Recorded data:
---*---
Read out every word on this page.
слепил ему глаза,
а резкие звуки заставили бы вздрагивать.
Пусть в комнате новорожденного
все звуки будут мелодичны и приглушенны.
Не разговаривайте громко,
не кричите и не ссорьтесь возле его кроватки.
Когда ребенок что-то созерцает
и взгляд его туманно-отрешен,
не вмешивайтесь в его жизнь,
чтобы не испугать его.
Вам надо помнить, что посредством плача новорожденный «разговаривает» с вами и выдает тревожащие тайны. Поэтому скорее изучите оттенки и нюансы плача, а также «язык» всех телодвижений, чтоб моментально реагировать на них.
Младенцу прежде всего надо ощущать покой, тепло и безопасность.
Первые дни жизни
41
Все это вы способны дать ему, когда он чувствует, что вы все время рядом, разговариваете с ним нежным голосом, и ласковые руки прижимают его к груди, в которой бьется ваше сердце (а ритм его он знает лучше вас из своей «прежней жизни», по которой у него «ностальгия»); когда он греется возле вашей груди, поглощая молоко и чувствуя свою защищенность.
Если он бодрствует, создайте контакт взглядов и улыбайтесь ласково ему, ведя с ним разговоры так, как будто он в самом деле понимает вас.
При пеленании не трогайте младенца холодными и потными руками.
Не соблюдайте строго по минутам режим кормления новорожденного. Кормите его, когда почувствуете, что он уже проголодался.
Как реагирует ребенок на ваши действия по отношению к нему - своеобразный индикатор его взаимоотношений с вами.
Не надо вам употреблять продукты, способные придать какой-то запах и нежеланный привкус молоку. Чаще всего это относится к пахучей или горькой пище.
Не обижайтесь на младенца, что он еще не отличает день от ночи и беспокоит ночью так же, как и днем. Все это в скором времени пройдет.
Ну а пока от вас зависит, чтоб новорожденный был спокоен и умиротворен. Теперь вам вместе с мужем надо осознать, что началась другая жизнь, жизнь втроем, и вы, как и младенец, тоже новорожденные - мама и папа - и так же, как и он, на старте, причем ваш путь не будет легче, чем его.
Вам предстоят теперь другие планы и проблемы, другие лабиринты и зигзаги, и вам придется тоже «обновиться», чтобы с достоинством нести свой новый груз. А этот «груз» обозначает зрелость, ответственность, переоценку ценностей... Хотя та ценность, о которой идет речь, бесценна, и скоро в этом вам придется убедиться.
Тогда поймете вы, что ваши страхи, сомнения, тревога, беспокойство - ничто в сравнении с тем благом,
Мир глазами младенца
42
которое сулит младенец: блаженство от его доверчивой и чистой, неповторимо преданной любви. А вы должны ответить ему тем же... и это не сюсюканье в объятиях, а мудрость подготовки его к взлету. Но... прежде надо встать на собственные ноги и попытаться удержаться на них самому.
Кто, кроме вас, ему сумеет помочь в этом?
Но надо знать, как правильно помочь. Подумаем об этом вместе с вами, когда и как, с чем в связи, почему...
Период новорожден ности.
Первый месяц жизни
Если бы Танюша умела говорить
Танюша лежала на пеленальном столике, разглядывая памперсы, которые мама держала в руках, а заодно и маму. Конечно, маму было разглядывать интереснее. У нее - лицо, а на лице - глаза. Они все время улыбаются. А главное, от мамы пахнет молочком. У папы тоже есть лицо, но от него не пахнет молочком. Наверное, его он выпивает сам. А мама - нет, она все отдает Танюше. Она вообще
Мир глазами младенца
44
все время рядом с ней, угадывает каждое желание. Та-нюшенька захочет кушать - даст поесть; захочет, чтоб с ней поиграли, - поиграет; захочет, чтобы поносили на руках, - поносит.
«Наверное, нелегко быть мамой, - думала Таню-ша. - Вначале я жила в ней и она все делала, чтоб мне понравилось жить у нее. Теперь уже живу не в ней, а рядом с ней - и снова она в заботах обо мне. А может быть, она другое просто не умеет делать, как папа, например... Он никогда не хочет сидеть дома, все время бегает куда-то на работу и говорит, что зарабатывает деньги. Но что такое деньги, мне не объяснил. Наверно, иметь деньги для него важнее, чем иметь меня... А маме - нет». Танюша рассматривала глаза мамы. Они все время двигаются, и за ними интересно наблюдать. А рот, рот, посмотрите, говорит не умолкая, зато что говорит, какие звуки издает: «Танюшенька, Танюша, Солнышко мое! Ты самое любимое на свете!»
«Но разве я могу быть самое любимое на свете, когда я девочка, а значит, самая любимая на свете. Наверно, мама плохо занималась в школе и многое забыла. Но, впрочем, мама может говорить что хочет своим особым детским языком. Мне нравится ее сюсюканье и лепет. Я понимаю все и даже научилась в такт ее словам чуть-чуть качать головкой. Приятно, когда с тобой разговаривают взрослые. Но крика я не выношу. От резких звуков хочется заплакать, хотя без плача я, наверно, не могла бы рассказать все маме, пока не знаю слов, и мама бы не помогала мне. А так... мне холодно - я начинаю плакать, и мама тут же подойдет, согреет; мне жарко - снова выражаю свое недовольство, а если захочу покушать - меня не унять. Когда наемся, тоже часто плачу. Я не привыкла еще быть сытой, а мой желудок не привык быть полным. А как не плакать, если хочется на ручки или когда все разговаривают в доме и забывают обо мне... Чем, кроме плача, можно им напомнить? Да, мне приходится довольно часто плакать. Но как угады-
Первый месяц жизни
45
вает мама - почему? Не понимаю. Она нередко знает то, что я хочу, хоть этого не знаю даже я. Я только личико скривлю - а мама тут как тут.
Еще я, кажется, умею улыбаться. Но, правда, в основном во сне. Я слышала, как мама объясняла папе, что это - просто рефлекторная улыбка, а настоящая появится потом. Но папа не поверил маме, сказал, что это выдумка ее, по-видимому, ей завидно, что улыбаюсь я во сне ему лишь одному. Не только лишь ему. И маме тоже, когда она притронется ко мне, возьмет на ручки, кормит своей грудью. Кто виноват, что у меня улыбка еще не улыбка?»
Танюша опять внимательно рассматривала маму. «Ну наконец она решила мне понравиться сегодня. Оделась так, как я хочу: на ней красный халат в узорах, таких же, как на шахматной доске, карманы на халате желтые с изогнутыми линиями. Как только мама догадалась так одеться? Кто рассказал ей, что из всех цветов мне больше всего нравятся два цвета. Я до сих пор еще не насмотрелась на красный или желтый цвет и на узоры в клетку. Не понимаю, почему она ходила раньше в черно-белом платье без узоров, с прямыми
---*---
**STATED GOAL**
Each line of the material above needs to be quoted exactly, please.

**EXERCISE RESULT**
Read out every word on this page.
слепил ему глаза,
а резкие звуки заставили бы вздрагивать.
Пусть в комнате новорожденного
все звуки будут мелодичны и приглушенны.
Не разговаривайте громко,
не кричите и не ссорьтесь возле его кроватки.
Когда ребенок что-то созерцает
и взгляд его туманно-отрешен,
не вмешивайтесь в его жизнь,
чтобы не испугать его.
Вам надо помнить, что посредством плача новорожденный «разговаривает» с вами и выдает тревожащие тайны. Поэтому скорее изучите оттенки и нюансы плача, а также «язык» всех телодвижений, чтоб моментально реагировать на них.
Младенцу прежде всего надо ощущать покой, тепло и безопасность.
Первые дни жизни
41
Все это вы способны дать ему, когда он чувствует, что вы все время рядом, разговариваете с ним нежным голосом, и ласковые руки прижимают его к груди, в которой бьется ваше сердце (а ритм его он знает лучше вас из своей «прежней жизни», по которой у него «ностальгия»); когда он греется возле вашей груди, поглощая молоко и чувствуя свою защищенность.
Если он бодрствует, создайте контакт взглядов и улыбайтесь ласково ему, ведя с ним разговоры так, как будто он в самом деле понимает вас.
При пеленании не трогайте младенца холодными и потными руками.
Не соблюдайте строго по минутам режим кормления новорожденного. Кормите его, когда почувствуете, что он уже проголодался.
Как реагирует ребенок на ваши действия по отношению к нему - своеобразный индикатор его взаимоотношений с вами.
Не надо вам употреблять продукты, способные придать какой-то запах и нежеланный привкус молоку. Чаще всего это относится к пахучей или горькой пище.
Не обижайтесь на младенца, что он еще не отличает день от ночи и беспокоит ночью так же, как и днем. Все это в скором времени пройдет.
Ну а пока от вас зависит, чтоб новорожденный был спокоен и умиротворен. Теперь вам вместе с мужем надо осознать, что началась другая жизнь, жизнь втроем, и вы, как и младенец, тоже новорожденные - мама и папа - и так же, как и он, на старте, причем ваш путь не будет легче, чем его.
Вам предстоят теперь другие планы и проблемы, другие лабиринты и зигзаги, и вам придется тоже «обновиться», чтобы с достоинством нести свой новый груз. А этот «груз» обозначает зрелость, ответственность, переоценку ценностей... Хотя та ценность, о которой идет речь, бесценна, и скоро в этом вам придется убедиться.
Тогда поймете вы, что ваши страхи, сомнения, тревога, беспокойство - ничто в сравнении с тем благом,
Мир глазами младенца
42
которое сулит младенец: блаженство от его доверчивой и чистой, неповторимо преданной любви. А вы должны ответить ему тем же... и это не сюсюканье в объятиях, а мудрость подготовки его к взлету. Но... прежде надо встать на собственные ноги и попытаться удержаться на них самому.
Кто, кроме вас, ему сумеет помочь в этом?
Но надо знать, как правильно помочь. Подумаем об этом вместе с вами, когда и как, с чем в связи, почему...
Период новорожден ности.
Первый месяц жизни
Если бы Танюша умела говорить
Танюша лежала на пеленальном столике, разглядывая памперсы, которые мама держала в руках, а заодно и маму. Конечно, маму было разглядывать интереснее. У нее - лицо, а на лице - глаза. Они все время улыбаются. А главное, от мамы пахнет молочком. У папы тоже есть лицо, но от него не пахнет молочком. Наверное, его он выпивает сам. А мама - нет, она все отдает Танюше. Она вообще
Мир глазами младенца
44
все время рядом с ней, угадывает каждое желание. Та-нюшенька захочет кушать - даст поесть; захочет, чтоб с ней поиграли, - поиграет; захочет, чтобы поносили на руках, - поносит.
«Наверное, нелегко быть мамой, - думала Таню-ша. - Вначале я жила в ней и она все делала, чтоб мне понравилось жить у нее. Теперь уже живу не в ней, а рядом с ней - и снова она в заботах обо мне. А может быть, она другое просто не умеет делать, как папа, например... Он никогда не хочет сидеть дома, все время бегает куда-то на работу и говорит, что зарабатывает деньги. Но что такое деньги, мне не объяснил. Наверно, иметь деньги для него важнее, чем иметь меня... А маме - нет». Танюша рассматривала глаза мамы. Они все время двигаются, и за ними интересно наблюдать. А рот, рот, посмотрите, говорит не умолкая, зато что говорит, какие звуки издает: «Танюшенька, Танюша, Солнышко мое! Ты самое любимое на свете!»
«Но разве я могу быть самое любимое на свете, когда я девочка, а значит, самая любимая на свете. Наверно, мама плохо занималась в школе и многое забыла. Но, впрочем, мама может говорить что хочет своим особым детским языком. Мне нравится ее сюсюканье и лепет. Я понимаю все и даже научилась в такт ее словам чуть-чуть качать головкой. Приятно, когда с тобой разговаривают взрослые. Но крика я не выношу. От резких звуков хочется заплакать, хотя без плача я, наверно, не могла бы рассказать все маме, пока не знаю слов, и мама бы не помогала мне. А так... мне холодно - я начинаю плакать, и мама тут же подойдет, согреет; мне жарко - снова выражаю свое недовольство, а если захочу покушать - меня не унять. Когда наемся, тоже часто плачу. Я не привыкла еще быть сытой, а мой желудок не привык быть полным. А как не плакать, если хочется на ручки или когда все разговаривают в доме и забывают обо мне... Чем, кроме плача, можно им напомнить? Да, мне приходится довольно часто плакать. Но как угады-
Первый месяц жизни
45
вает мама - почему? Не понимаю. Она нередко знает то, что я хочу, хоть этого не знаю даже я. Я только личико скривлю - а мама тут как тут.
Еще я, кажется, умею улыбаться. Но, правда, в основном во сне. Я слышала, как мама объясняла папе, что это - просто рефлекторная улыбка, а настоящая появится потом. Но папа не поверил маме, сказал, что это выдумка ее, по-видимому, ей завидно, что улыбаюсь я во сне ему лишь одному. Не только лишь ему. И маме тоже, когда она притронется ко мне, возьмет на ручки, кормит своей грудью. Кто виноват, что у меня улыбка еще не улыбка?»
Танюша опять внимательно рассматривала маму. «Ну наконец она решила мне понравиться сегодня. Оделась так, как я хочу: на ней красный халат в узорах, таких же, как на шахматной доске, карманы на халате желтые с изогнутыми линиями. Как только мама догадалась так одеться? Кто рассказал ей, что из всех цветов мне больше всего нравятся два цвета. Я до сих пор еще не насмотрелась на красный или желтый цвет и на узоры в клетку. Не понимаю, почему она ходила раньше в черно-белом платье без узоров, с прямыми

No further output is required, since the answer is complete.